** begin AVAILABLE RECORDS **

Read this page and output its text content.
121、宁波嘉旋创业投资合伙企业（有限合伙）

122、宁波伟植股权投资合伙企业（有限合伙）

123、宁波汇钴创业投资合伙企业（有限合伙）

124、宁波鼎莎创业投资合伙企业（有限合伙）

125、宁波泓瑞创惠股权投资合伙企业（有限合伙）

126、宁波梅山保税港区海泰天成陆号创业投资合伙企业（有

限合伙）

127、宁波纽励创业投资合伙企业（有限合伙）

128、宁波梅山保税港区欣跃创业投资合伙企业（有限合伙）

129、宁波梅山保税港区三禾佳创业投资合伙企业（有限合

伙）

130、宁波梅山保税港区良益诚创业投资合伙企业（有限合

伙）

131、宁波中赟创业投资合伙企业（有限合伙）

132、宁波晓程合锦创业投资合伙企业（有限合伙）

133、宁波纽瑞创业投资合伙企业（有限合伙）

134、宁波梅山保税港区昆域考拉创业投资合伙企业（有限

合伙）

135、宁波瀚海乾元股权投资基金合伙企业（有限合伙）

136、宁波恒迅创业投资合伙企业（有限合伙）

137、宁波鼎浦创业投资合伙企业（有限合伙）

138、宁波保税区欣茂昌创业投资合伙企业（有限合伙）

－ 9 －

** end AVAILABLE RECORDS **

STATED EXERCISE ▸
Return all of the entries exactly as written.

RESULT OF THIS EXERCISE ▸
Read this page and output its text content.
121、宁波嘉旋创业投资合伙企业（有限合伙）

122、宁波伟植股权投资合伙企业（有限合伙）

123、宁波汇钴创业投资合伙企业（有限合伙）

124、宁波鼎莎创业投资合伙企业（有限合伙）

125、宁波泓瑞创惠股权投资合伙企业（有限合伙）

126、宁波梅山保税港区海泰天成陆号创业投资合伙企业（有

限合伙）

127、宁波纽励创业投资合伙企业（有限合伙）

128、宁波梅山保税港区欣跃创业投资合伙企业（有限合伙）

129、宁波梅山保税港区三禾佳创业投资合伙企业（有限合

伙）

130、宁波梅山保税港区良益诚创业投资合伙企业（有限合

伙）

131、宁波中赟创业投资合伙企业（有限合伙）

132、宁波晓程合锦创业投资合伙企业（有限合伙）

133、宁波纽瑞创业投资合伙企业（有限合伙）

134、宁波梅山保税港区昆域考拉创业投资合伙企业（有限

合伙）

135、宁波瀚海乾元股权投资基金合伙企业（有限合伙）

136、宁波恒迅创业投资合伙企业（有限合伙）

137、宁波鼎浦创业投资合伙企业（有限合伙）

138、宁波保税区欣茂昌创业投资合伙企业（有限合伙）

－ 9 －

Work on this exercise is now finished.